Request:
Copy every line of the records below where the word "Small" occurs.

■ ■ ■

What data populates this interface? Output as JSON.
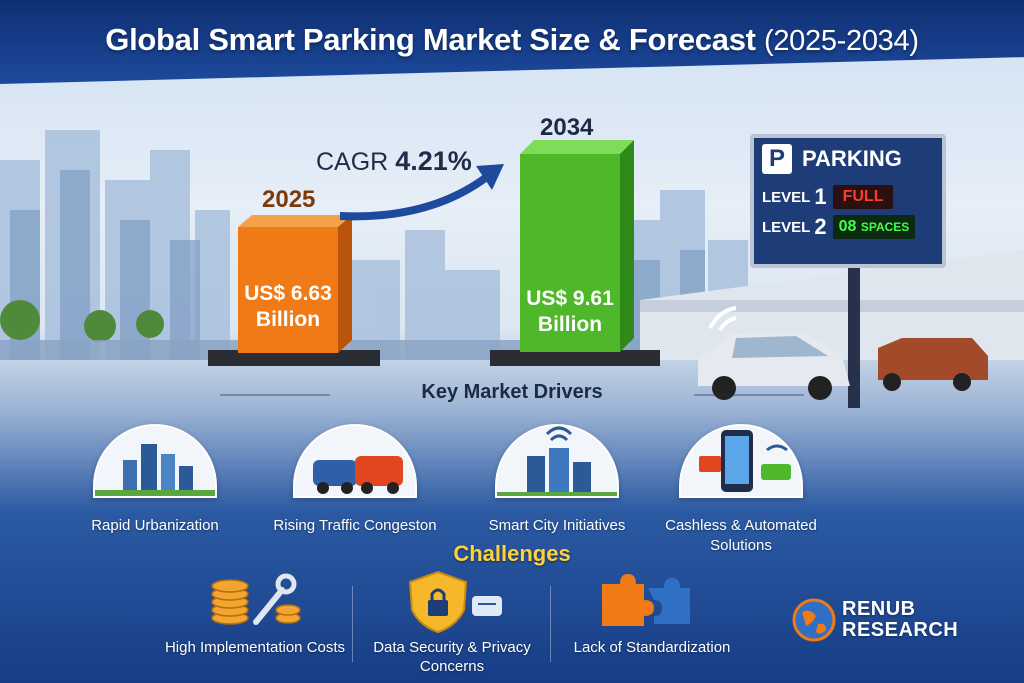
{
  "title": {
    "main": "Global Smart Parking Market Size & Forecast",
    "years": "(2025-2034)"
  },
  "bars": [
    {
      "year": "2025",
      "value_label": "US$ 6.63",
      "unit": "Billion",
      "value": 6.63,
      "color": "#f07a16"
    },
    {
      "year": "2034",
      "value_label": "US$ 9.61",
      "unit": "Billion",
      "value": 9.61,
      "color": "#4fb82a"
    }
  ],
  "cagr": {
    "label": "CAGR",
    "value": "4.21%"
  },
  "sign": {
    "header": "PARKING",
    "p_letter": "P",
    "rows": [
      {
        "level": "LEVEL",
        "num": "1",
        "status": "FULL"
      },
      {
        "level": "LEVEL",
        "num": "2",
        "count": "08",
        "status": "SPACES"
      }
    ]
  },
  "drivers": {
    "title": "Key Market Drivers",
    "items": [
      {
        "label": "Rapid Urbanization",
        "icon": "city-buildings-icon"
      },
      {
        "label": "Rising Traffic Congeston",
        "icon": "cars-traffic-icon"
      },
      {
        "label": "Smart City Initiatives",
        "icon": "smart-city-icon"
      },
      {
        "label": "Cashless & Automated Solutions",
        "icon": "phone-payment-icon"
      }
    ]
  },
  "challenges": {
    "title": "Challenges",
    "items": [
      {
        "label": "High Implementation Costs",
        "icon": "coins-wrench-icon"
      },
      {
        "label": "Data Security & Privacy Concerns",
        "icon": "shield-lock-icon"
      },
      {
        "label": "Lack of Standardization",
        "icon": "puzzle-icon"
      }
    ]
  },
  "logo": {
    "line1": "RENUB",
    "line2": "RESEARCH"
  },
  "colors": {
    "header": "#1d4a9c",
    "accent_yellow": "#ffd23a",
    "orange_bar": "#f07a16",
    "green_bar": "#4fb82a"
  }
}
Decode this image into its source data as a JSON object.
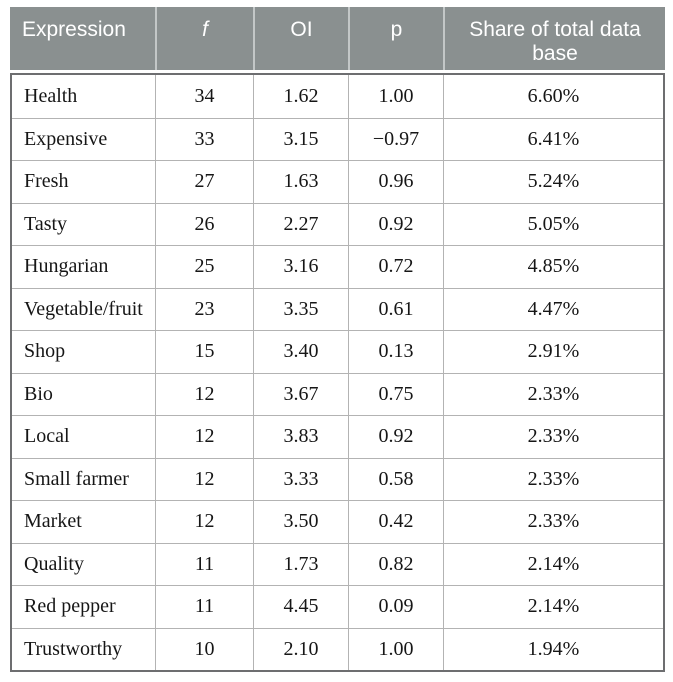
{
  "colors": {
    "header_bg": "#8a9090",
    "header_text": "#ffffff",
    "header_divider": "#c3c7c7",
    "outer_border": "#6d6e70",
    "grid_line": "#b3b3b3",
    "body_text": "#161616"
  },
  "table": {
    "columns": [
      {
        "label": "Expression"
      },
      {
        "label": "f",
        "italic": true
      },
      {
        "label": "OI"
      },
      {
        "label": "p"
      },
      {
        "label": "Share of total data base"
      }
    ],
    "rows": [
      {
        "expression": "Health",
        "f": "34",
        "oi": "1.62",
        "p": "1.00",
        "share": "6.60%"
      },
      {
        "expression": "Expensive",
        "f": "33",
        "oi": "3.15",
        "p": "−0.97",
        "share": "6.41%"
      },
      {
        "expression": "Fresh",
        "f": "27",
        "oi": "1.63",
        "p": "0.96",
        "share": "5.24%"
      },
      {
        "expression": "Tasty",
        "f": "26",
        "oi": "2.27",
        "p": "0.92",
        "share": "5.05%"
      },
      {
        "expression": "Hungarian",
        "f": "25",
        "oi": "3.16",
        "p": "0.72",
        "share": "4.85%"
      },
      {
        "expression": "Vegetable/fruit",
        "f": "23",
        "oi": "3.35",
        "p": "0.61",
        "share": "4.47%"
      },
      {
        "expression": "Shop",
        "f": "15",
        "oi": "3.40",
        "p": "0.13",
        "share": "2.91%"
      },
      {
        "expression": "Bio",
        "f": "12",
        "oi": "3.67",
        "p": "0.75",
        "share": "2.33%"
      },
      {
        "expression": "Local",
        "f": "12",
        "oi": "3.83",
        "p": "0.92",
        "share": "2.33%"
      },
      {
        "expression": "Small farmer",
        "f": "12",
        "oi": "3.33",
        "p": "0.58",
        "share": "2.33%"
      },
      {
        "expression": "Market",
        "f": "12",
        "oi": "3.50",
        "p": "0.42",
        "share": "2.33%"
      },
      {
        "expression": "Quality",
        "f": "11",
        "oi": "1.73",
        "p": "0.82",
        "share": "2.14%"
      },
      {
        "expression": "Red pepper",
        "f": "11",
        "oi": "4.45",
        "p": "0.09",
        "share": "2.14%"
      },
      {
        "expression": "Trustworthy",
        "f": "10",
        "oi": "2.10",
        "p": "1.00",
        "share": "1.94%"
      }
    ]
  },
  "chart_data": {
    "type": "table",
    "title": "",
    "columns": [
      "Expression",
      "f",
      "OI",
      "p",
      "Share of total data base"
    ],
    "rows": [
      [
        "Health",
        34,
        1.62,
        1.0,
        "6.60%"
      ],
      [
        "Expensive",
        33,
        3.15,
        -0.97,
        "6.41%"
      ],
      [
        "Fresh",
        27,
        1.63,
        0.96,
        "5.24%"
      ],
      [
        "Tasty",
        26,
        2.27,
        0.92,
        "5.05%"
      ],
      [
        "Hungarian",
        25,
        3.16,
        0.72,
        "4.85%"
      ],
      [
        "Vegetable/fruit",
        23,
        3.35,
        0.61,
        "4.47%"
      ],
      [
        "Shop",
        15,
        3.4,
        0.13,
        "2.91%"
      ],
      [
        "Bio",
        12,
        3.67,
        0.75,
        "2.33%"
      ],
      [
        "Local",
        12,
        3.83,
        0.92,
        "2.33%"
      ],
      [
        "Small farmer",
        12,
        3.33,
        0.58,
        "2.33%"
      ],
      [
        "Market",
        12,
        3.5,
        0.42,
        "2.33%"
      ],
      [
        "Quality",
        11,
        1.73,
        0.82,
        "2.14%"
      ],
      [
        "Red pepper",
        11,
        4.45,
        0.09,
        "2.14%"
      ],
      [
        "Trustworthy",
        10,
        2.1,
        1.0,
        "1.94%"
      ]
    ]
  }
}
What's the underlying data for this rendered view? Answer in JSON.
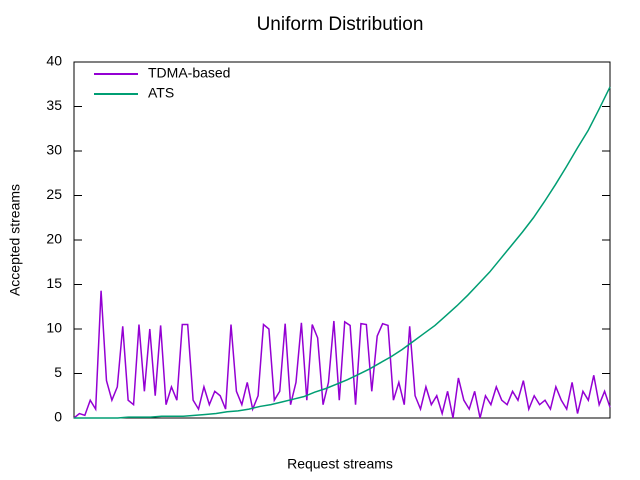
{
  "chart_data": {
    "type": "line",
    "title": "Uniform Distribution",
    "xlabel": "Request streams",
    "ylabel": "Accepted streams",
    "ylim": [
      0,
      40
    ],
    "yticks": [
      0,
      5,
      10,
      15,
      20,
      25,
      30,
      35,
      40
    ],
    "grid": false,
    "legend": "top-left",
    "series": [
      {
        "name": "TDMA-based",
        "color": "#9400d3",
        "values": [
          0,
          0.5,
          0.3,
          2,
          1,
          14.3,
          4.2,
          2,
          3.5,
          10.3,
          2,
          1.5,
          10.5,
          3,
          10,
          2.5,
          10.4,
          1.5,
          3.5,
          2,
          10.5,
          10.5,
          2,
          1,
          3.5,
          1.5,
          3,
          2.5,
          1,
          10.5,
          3,
          1.5,
          4,
          1,
          2.5,
          10.5,
          10,
          2,
          3,
          10.6,
          1.5,
          4,
          10.7,
          2,
          10.5,
          9,
          1.5,
          4,
          10.9,
          2,
          10.8,
          10.4,
          1.5,
          10.6,
          10.5,
          3,
          9.2,
          10.6,
          10.4,
          2,
          4,
          1.5,
          10.3,
          2.5,
          1,
          3.5,
          1.5,
          2.5,
          0.5,
          3,
          0,
          4.5,
          2,
          1,
          3,
          0,
          2.5,
          1.5,
          3.5,
          2,
          1.5,
          3,
          2,
          4.2,
          1,
          2.5,
          1.5,
          2,
          1,
          3.5,
          2,
          1,
          4,
          0.5,
          3,
          2,
          4.8,
          1.5,
          3,
          1.2
        ]
      },
      {
        "name": "ATS",
        "color": "#009e73",
        "values": [
          0,
          0,
          0,
          0,
          0,
          0.1,
          0.1,
          0.1,
          0.2,
          0.2,
          0.2,
          0.3,
          0.4,
          0.5,
          0.7,
          0.8,
          1.0,
          1.3,
          1.5,
          1.8,
          2.1,
          2.4,
          2.9,
          3.3,
          3.8,
          4.3,
          4.9,
          5.5,
          6.2,
          6.9,
          7.7,
          8.6,
          9.5,
          10.4,
          11.5,
          12.6,
          13.8,
          15.1,
          16.4,
          17.9,
          19.4,
          20.9,
          22.5,
          24.3,
          26.2,
          28.2,
          30.3,
          32.3,
          34.7,
          37.2
        ]
      }
    ]
  }
}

■ ■ ■

Result of the exercise:
        "expression": "Small farmer",
        "Small farmer",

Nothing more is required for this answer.